[Opening Data to use section]
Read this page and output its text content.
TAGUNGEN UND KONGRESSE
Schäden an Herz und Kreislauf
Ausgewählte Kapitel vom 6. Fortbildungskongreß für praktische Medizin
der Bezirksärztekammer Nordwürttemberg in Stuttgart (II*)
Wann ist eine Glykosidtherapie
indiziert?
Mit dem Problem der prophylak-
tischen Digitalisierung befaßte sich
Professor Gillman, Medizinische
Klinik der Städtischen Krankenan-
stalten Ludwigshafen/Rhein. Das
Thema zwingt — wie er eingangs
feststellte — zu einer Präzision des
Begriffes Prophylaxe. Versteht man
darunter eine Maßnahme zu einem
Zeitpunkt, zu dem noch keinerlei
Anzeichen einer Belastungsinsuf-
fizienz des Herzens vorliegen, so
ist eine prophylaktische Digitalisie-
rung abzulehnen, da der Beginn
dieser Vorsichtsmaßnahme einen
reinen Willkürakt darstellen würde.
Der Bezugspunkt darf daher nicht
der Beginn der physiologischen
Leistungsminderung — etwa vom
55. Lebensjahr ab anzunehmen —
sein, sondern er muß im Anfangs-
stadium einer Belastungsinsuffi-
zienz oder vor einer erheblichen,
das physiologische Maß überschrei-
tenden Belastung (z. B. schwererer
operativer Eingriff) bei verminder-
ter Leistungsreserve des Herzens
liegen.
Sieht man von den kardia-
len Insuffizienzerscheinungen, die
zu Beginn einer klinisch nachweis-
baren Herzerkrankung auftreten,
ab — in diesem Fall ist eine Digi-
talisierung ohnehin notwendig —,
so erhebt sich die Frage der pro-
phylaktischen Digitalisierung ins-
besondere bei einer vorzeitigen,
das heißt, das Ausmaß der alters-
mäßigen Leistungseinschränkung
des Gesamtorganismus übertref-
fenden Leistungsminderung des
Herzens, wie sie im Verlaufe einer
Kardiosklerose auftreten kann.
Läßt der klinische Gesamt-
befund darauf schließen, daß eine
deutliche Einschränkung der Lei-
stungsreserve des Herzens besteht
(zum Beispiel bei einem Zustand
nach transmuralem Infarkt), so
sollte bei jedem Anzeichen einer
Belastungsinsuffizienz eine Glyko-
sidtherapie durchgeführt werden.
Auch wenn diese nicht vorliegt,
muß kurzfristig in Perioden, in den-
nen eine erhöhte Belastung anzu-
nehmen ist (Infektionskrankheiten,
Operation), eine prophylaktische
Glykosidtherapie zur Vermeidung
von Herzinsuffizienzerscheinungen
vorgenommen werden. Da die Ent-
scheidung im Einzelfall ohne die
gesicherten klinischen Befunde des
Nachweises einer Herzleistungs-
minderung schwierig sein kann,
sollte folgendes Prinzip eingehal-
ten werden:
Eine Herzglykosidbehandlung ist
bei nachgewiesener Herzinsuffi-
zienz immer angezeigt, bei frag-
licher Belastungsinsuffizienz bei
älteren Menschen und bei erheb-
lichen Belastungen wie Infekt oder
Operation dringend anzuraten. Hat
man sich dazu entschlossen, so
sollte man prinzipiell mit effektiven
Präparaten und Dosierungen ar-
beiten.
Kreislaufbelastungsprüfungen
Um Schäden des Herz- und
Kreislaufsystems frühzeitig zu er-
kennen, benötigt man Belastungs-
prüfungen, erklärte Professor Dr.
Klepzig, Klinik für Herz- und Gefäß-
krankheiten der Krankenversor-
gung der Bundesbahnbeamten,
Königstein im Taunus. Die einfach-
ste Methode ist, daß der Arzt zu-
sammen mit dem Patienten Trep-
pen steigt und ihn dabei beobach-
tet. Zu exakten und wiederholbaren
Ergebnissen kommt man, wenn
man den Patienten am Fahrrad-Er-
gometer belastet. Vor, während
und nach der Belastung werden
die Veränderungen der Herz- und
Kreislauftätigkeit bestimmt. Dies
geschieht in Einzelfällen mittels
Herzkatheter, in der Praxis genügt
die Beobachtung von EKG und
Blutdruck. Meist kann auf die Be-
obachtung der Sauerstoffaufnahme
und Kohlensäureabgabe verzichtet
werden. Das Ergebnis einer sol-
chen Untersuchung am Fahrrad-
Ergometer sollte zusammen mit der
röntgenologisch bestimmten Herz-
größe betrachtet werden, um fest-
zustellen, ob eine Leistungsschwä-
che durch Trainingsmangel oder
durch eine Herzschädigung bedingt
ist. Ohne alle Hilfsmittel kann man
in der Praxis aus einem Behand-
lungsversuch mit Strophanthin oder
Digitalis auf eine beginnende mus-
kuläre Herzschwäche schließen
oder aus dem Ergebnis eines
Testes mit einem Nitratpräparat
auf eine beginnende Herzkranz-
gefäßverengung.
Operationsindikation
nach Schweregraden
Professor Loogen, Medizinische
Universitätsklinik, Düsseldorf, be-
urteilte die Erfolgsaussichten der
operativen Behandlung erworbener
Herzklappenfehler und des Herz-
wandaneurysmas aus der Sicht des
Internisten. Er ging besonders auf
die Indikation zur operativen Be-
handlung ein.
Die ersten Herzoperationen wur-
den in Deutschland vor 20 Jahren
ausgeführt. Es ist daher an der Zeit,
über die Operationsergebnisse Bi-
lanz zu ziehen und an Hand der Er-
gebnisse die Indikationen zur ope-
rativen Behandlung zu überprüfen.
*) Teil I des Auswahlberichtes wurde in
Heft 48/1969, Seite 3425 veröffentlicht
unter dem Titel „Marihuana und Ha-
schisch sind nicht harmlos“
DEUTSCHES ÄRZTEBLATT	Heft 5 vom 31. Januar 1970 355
[Closing Data to use section]
What you will do: The records above are to be given again in full, word for word.

Output of the exercise:
Read this page and output its text content.
TAGUNGEN UND KONGRESSE
Schäden an Herz und Kreislauf
Ausgewählte Kapitel vom 6. Fortbildungskongreß für praktische Medizin
der Bezirksärztekammer Nordwürttemberg in Stuttgart (II*)
Wann ist eine Glykosidtherapie
indiziert?
Mit dem Problem der prophylak-
tischen Digitalisierung befaßte sich
Professor Gillman, Medizinische
Klinik der Städtischen Krankenan-
stalten Ludwigshafen/Rhein. Das
Thema zwingt — wie er eingangs
feststellte — zu einer Präzision des
Begriffes Prophylaxe. Versteht man
darunter eine Maßnahme zu einem
Zeitpunkt, zu dem noch keinerlei
Anzeichen einer Belastungsinsuf-
fizienz des Herzens vorliegen, so
ist eine prophylaktische Digitalisie-
rung abzulehnen, da der Beginn
dieser Vorsichtsmaßnahme einen
reinen Willkürakt darstellen würde.
Der Bezugspunkt darf daher nicht
der Beginn der physiologischen
Leistungsminderung — etwa vom
55. Lebensjahr ab anzunehmen —
sein, sondern er muß im Anfangs-
stadium einer Belastungsinsuffi-
zienz oder vor einer erheblichen,
das physiologische Maß überschrei-
tenden Belastung (z. B. schwererer
operativer Eingriff) bei verminder-
ter Leistungsreserve des Herzens
liegen.
Sieht man von den kardia-
len Insuffizienzerscheinungen, die
zu Beginn einer klinisch nachweis-
baren Herzerkrankung auftreten,
ab — in diesem Fall ist eine Digi-
talisierung ohnehin notwendig —,
so erhebt sich die Frage der pro-
phylaktischen Digitalisierung ins-
besondere bei einer vorzeitigen,
das heißt, das Ausmaß der alters-
mäßigen Leistungseinschränkung
des Gesamtorganismus übertref-
fenden Leistungsminderung des
Herzens, wie sie im Verlaufe einer
Kardiosklerose auftreten kann.
Läßt der klinische Gesamt-
befund darauf schließen, daß eine
deutliche Einschränkung der Lei-
stungsreserve des Herzens besteht
(zum Beispiel bei einem Zustand
nach transmuralem Infarkt), so
sollte bei jedem Anzeichen einer
Belastungsinsuffizienz eine Glyko-
sidtherapie durchgeführt werden.
Auch wenn diese nicht vorliegt,
muß kurzfristig in Perioden, in den-
nen eine erhöhte Belastung anzu-
nehmen ist (Infektionskrankheiten,
Operation), eine prophylaktische
Glykosidtherapie zur Vermeidung
von Herzinsuffizienzerscheinungen
vorgenommen werden. Da die Ent-
scheidung im Einzelfall ohne die
gesicherten klinischen Befunde des
Nachweises einer Herzleistungs-
minderung schwierig sein kann,
sollte folgendes Prinzip eingehal-
ten werden:
Eine Herzglykosidbehandlung ist
bei nachgewiesener Herzinsuffi-
zienz immer angezeigt, bei frag-
licher Belastungsinsuffizienz bei
älteren Menschen und bei erheb-
lichen Belastungen wie Infekt oder
Operation dringend anzuraten. Hat
man sich dazu entschlossen, so
sollte man prinzipiell mit effektiven
Präparaten und Dosierungen ar-
beiten.
Kreislaufbelastungsprüfungen
Um Schäden des Herz- und
Kreislaufsystems frühzeitig zu er-
kennen, benötigt man Belastungs-
prüfungen, erklärte Professor Dr.
Klepzig, Klinik für Herz- und Gefäß-
krankheiten der Krankenversor-
gung der Bundesbahnbeamten,
Königstein im Taunus. Die einfach-
ste Methode ist, daß der Arzt zu-
sammen mit dem Patienten Trep-
pen steigt und ihn dabei beobach-
tet. Zu exakten und wiederholbaren
Ergebnissen kommt man, wenn
man den Patienten am Fahrrad-Er-
gometer belastet. Vor, während
und nach der Belastung werden
die Veränderungen der Herz- und
Kreislauftätigkeit bestimmt. Dies
geschieht in Einzelfällen mittels
Herzkatheter, in der Praxis genügt
die Beobachtung von EKG und
Blutdruck. Meist kann auf die Be-
obachtung der Sauerstoffaufnahme
und Kohlensäureabgabe verzichtet
werden. Das Ergebnis einer sol-
chen Untersuchung am Fahrrad-
Ergometer sollte zusammen mit der
röntgenologisch bestimmten Herz-
größe betrachtet werden, um fest-
zustellen, ob eine Leistungsschwä-
che durch Trainingsmangel oder
durch eine Herzschädigung bedingt
ist. Ohne alle Hilfsmittel kann man
in der Praxis aus einem Behand-
lungsversuch mit Strophanthin oder
Digitalis auf eine beginnende mus-
kuläre Herzschwäche schließen
oder aus dem Ergebnis eines
Testes mit einem Nitratpräparat
auf eine beginnende Herzkranz-
gefäßverengung.
Operationsindikation
nach Schweregraden
Professor Loogen, Medizinische
Universitätsklinik, Düsseldorf, be-
urteilte die Erfolgsaussichten der
operativen Behandlung erworbener
Herzklappenfehler und des Herz-
wandaneurysmas aus der Sicht des
Internisten. Er ging besonders auf
die Indikation zur operativen Be-
handlung ein.
Die ersten Herzoperationen wur-
den in Deutschland vor 20 Jahren
ausgeführt. Es ist daher an der Zeit,
über die Operationsergebnisse Bi-
lanz zu ziehen und an Hand der Er-
gebnisse die Indikationen zur ope-
rativen Behandlung zu überprüfen.
*) Teil I des Auswahlberichtes wurde in
Heft 48/1969, Seite 3425 veröffentlicht
unter dem Titel „Marihuana und Ha-
schisch sind nicht harmlos“
DEUTSCHES ÄRZTEBLATT	Heft 5 vom 31. Januar 1970 355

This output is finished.